→ **What needs to be done**
Reply with the count of lines holding "ylabel", nothing more.

→ **Provided data**
★ ★ ★

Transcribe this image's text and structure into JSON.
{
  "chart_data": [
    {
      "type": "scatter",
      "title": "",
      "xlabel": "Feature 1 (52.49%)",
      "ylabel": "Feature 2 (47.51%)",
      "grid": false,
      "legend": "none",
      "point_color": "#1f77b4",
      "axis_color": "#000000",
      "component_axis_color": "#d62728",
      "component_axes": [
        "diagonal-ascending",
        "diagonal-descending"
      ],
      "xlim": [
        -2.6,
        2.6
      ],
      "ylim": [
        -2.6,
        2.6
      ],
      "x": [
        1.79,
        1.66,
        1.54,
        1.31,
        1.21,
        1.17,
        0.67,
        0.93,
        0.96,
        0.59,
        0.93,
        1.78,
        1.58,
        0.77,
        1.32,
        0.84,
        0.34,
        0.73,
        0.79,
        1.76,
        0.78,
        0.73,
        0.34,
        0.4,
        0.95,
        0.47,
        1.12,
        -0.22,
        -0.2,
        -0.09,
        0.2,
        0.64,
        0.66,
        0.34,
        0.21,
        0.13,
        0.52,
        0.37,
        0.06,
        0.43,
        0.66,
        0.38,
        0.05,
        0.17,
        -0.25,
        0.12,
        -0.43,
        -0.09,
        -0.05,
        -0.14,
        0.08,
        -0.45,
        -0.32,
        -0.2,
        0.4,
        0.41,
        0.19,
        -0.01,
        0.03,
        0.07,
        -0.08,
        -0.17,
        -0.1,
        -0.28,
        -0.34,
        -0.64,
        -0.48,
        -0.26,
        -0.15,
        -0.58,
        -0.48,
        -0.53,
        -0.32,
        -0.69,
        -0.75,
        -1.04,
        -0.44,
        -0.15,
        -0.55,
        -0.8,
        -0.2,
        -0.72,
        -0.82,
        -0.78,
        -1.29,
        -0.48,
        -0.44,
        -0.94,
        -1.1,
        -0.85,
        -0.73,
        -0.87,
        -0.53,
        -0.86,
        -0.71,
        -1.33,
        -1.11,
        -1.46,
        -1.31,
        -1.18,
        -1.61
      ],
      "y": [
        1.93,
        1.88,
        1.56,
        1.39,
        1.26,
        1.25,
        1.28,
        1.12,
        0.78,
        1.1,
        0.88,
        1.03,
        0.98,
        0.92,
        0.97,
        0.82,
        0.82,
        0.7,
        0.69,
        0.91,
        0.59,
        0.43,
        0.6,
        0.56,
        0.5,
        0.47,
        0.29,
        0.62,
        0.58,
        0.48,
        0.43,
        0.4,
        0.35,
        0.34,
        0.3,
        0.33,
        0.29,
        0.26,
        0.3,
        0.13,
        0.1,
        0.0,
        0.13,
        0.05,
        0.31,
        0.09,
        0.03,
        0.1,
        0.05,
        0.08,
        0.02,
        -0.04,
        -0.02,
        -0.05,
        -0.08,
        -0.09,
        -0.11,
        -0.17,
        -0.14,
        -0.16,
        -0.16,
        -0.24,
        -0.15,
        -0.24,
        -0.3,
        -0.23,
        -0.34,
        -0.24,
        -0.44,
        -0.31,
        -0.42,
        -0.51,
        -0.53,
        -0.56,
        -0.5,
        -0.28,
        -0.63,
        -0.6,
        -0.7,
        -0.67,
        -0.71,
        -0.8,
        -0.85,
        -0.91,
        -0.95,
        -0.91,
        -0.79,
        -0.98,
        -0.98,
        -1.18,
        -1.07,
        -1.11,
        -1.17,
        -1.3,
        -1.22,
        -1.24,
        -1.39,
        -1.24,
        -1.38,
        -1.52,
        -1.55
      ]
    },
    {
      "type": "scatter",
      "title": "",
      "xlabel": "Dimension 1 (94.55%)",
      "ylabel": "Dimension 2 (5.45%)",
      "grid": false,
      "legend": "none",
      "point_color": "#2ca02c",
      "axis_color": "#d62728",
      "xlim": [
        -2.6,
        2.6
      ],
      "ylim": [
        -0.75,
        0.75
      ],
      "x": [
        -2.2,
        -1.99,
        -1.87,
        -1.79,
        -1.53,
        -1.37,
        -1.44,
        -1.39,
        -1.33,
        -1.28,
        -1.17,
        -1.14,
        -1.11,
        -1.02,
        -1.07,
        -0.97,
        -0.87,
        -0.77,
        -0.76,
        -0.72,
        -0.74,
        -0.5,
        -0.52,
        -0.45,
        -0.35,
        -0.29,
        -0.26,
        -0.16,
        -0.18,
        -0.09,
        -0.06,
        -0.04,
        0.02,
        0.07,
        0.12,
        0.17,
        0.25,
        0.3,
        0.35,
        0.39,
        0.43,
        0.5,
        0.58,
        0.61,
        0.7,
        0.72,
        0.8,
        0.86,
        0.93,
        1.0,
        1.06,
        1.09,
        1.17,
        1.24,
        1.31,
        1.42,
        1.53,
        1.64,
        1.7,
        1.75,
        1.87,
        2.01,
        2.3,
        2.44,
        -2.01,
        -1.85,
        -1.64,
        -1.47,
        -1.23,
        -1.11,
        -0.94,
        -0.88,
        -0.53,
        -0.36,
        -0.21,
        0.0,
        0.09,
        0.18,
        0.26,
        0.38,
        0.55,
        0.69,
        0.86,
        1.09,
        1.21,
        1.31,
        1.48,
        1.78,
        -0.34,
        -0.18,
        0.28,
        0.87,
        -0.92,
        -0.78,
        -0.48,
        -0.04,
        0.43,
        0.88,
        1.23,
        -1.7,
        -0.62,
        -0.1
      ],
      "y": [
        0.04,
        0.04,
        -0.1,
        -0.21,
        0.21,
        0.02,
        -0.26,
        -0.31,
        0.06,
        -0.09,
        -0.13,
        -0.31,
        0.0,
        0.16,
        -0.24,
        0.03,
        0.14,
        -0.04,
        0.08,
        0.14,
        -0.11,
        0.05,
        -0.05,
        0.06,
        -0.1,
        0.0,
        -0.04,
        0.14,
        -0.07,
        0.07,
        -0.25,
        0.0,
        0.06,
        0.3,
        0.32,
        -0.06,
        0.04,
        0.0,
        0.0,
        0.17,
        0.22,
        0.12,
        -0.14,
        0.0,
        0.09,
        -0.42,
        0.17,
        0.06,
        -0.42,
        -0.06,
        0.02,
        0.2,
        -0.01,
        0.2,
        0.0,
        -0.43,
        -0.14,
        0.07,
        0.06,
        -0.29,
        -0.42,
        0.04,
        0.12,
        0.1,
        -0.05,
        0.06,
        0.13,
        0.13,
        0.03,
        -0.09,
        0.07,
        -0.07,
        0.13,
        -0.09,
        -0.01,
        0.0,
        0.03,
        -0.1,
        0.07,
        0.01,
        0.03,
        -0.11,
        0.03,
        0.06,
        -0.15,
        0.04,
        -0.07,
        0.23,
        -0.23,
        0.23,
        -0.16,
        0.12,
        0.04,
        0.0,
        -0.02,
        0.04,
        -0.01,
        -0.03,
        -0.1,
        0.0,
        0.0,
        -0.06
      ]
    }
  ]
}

★ ★ ★

→ **Answer to this task**
2